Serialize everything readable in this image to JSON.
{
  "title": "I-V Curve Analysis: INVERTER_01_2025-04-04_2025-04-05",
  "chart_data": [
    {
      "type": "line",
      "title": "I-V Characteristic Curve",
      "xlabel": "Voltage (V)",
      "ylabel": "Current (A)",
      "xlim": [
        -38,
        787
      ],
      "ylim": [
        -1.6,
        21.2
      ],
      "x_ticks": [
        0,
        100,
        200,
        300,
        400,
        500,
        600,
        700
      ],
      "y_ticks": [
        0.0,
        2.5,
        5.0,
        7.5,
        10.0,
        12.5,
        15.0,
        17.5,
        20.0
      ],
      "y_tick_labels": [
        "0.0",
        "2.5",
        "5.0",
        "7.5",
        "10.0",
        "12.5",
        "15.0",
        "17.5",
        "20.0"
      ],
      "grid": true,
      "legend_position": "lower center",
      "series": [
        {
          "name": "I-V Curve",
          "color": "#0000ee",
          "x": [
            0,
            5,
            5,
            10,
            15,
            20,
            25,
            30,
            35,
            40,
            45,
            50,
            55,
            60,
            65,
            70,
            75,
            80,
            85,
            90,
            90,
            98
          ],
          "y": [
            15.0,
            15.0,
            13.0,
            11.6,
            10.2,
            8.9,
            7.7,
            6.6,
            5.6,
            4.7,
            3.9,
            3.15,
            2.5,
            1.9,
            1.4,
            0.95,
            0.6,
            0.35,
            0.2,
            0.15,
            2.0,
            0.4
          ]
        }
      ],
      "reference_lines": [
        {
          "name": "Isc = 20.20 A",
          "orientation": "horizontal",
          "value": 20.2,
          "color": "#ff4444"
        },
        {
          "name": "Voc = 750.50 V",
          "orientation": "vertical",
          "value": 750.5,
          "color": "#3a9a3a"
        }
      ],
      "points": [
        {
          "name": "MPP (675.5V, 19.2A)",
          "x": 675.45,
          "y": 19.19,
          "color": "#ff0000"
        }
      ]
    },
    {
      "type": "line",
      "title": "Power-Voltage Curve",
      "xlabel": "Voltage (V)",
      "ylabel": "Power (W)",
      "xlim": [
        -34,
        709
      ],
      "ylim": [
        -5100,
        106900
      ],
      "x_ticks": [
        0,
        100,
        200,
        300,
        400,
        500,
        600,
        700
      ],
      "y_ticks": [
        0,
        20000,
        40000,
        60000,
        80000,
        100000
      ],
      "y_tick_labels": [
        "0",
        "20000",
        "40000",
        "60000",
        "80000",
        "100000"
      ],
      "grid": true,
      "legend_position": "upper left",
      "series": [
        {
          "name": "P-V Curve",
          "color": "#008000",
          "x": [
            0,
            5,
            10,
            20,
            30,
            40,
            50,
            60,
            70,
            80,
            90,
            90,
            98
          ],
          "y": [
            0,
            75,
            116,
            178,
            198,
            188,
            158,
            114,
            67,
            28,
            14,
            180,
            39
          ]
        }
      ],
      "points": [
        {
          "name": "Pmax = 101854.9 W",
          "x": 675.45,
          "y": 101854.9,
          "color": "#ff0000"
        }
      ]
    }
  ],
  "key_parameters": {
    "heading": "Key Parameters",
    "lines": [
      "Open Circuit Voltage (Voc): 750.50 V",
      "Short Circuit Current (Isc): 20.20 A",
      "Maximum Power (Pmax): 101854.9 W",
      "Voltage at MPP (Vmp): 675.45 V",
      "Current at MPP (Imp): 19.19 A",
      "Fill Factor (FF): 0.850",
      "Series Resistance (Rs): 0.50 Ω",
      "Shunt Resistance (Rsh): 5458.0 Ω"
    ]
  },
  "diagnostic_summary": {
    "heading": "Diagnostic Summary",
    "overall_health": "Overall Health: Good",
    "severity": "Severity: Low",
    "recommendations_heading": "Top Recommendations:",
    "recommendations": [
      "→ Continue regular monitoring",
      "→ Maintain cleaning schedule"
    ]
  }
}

→ OBJECTIVE:
Send back every record, precisely as written.

→ FULL ANSWER:
Serialize everything readable in this image to JSON.
{
  "title": "I-V Curve Analysis: INVERTER_01_2025-04-04_2025-04-05",
  "chart_data": [
    {
      "type": "line",
      "title": "I-V Characteristic Curve",
      "xlabel": "Voltage (V)",
      "ylabel": "Current (A)",
      "xlim": [
        -38,
        787
      ],
      "ylim": [
        -1.6,
        21.2
      ],
      "x_ticks": [
        0,
        100,
        200,
        300,
        400,
        500,
        600,
        700
      ],
      "y_ticks": [
        0.0,
        2.5,
        5.0,
        7.5,
        10.0,
        12.5,
        15.0,
        17.5,
        20.0
      ],
      "y_tick_labels": [
        "0.0",
        "2.5",
        "5.0",
        "7.5",
        "10.0",
        "12.5",
        "15.0",
        "17.5",
        "20.0"
      ],
      "grid": true,
      "legend_position": "lower center",
      "series": [
        {
          "name": "I-V Curve",
          "color": "#0000ee",
          "x": [
            0,
            5,
            5,
            10,
            15,
            20,
            25,
            30,
            35,
            40,
            45,
            50,
            55,
            60,
            65,
            70,
            75,
            80,
            85,
            90,
            90,
            98
          ],
          "y": [
            15.0,
            15.0,
            13.0,
            11.6,
            10.2,
            8.9,
            7.7,
            6.6,
            5.6,
            4.7,
            3.9,
            3.15,
            2.5,
            1.9,
            1.4,
            0.95,
            0.6,
            0.35,
            0.2,
            0.15,
            2.0,
            0.4
          ]
        }
      ],
      "reference_lines": [
        {
          "name": "Isc = 20.20 A",
          "orientation": "horizontal",
          "value": 20.2,
          "color": "#ff4444"
        },
        {
          "name": "Voc = 750.50 V",
          "orientation": "vertical",
          "value": 750.5,
          "color": "#3a9a3a"
        }
      ],
      "points": [
        {
          "name": "MPP (675.5V, 19.2A)",
          "x": 675.45,
          "y": 19.19,
          "color": "#ff0000"
        }
      ]
    },
    {
      "type": "line",
      "title": "Power-Voltage Curve",
      "xlabel": "Voltage (V)",
      "ylabel": "Power (W)",
      "xlim": [
        -34,
        709
      ],
      "ylim": [
        -5100,
        106900
      ],
      "x_ticks": [
        0,
        100,
        200,
        300,
        400,
        500,
        600,
        700
      ],
      "y_ticks": [
        0,
        20000,
        40000,
        60000,
        80000,
        100000
      ],
      "y_tick_labels": [
        "0",
        "20000",
        "40000",
        "60000",
        "80000",
        "100000"
      ],
      "grid": true,
      "legend_position": "upper left",
      "series": [
        {
          "name": "P-V Curve",
          "color": "#008000",
          "x": [
            0,
            5,
            10,
            20,
            30,
            40,
            50,
            60,
            70,
            80,
            90,
            90,
            98
          ],
          "y": [
            0,
            75,
            116,
            178,
            198,
            188,
            158,
            114,
            67,
            28,
            14,
            180,
            39
          ]
        }
      ],
      "points": [
        {
          "name": "Pmax = 101854.9 W",
          "x": 675.45,
          "y": 101854.9,
          "color": "#ff0000"
        }
      ]
    }
  ],
  "key_parameters": {
    "heading": "Key Parameters",
    "lines": [
      "Open Circuit Voltage (Voc): 750.50 V",
      "Short Circuit Current (Isc): 20.20 A",
      "Maximum Power (Pmax): 101854.9 W",
      "Voltage at MPP (Vmp): 675.45 V",
      "Current at MPP (Imp): 19.19 A",
      "Fill Factor (FF): 0.850",
      "Series Resistance (Rs): 0.50 Ω",
      "Shunt Resistance (Rsh): 5458.0 Ω"
    ]
  },
  "diagnostic_summary": {
    "heading": "Diagnostic Summary",
    "overall_health": "Overall Health: Good",
    "severity": "Severity: Low",
    "recommendations_heading": "Top Recommendations:",
    "recommendations": [
      "→ Continue regular monitoring",
      "→ Maintain cleaning schedule"
    ]
  }
}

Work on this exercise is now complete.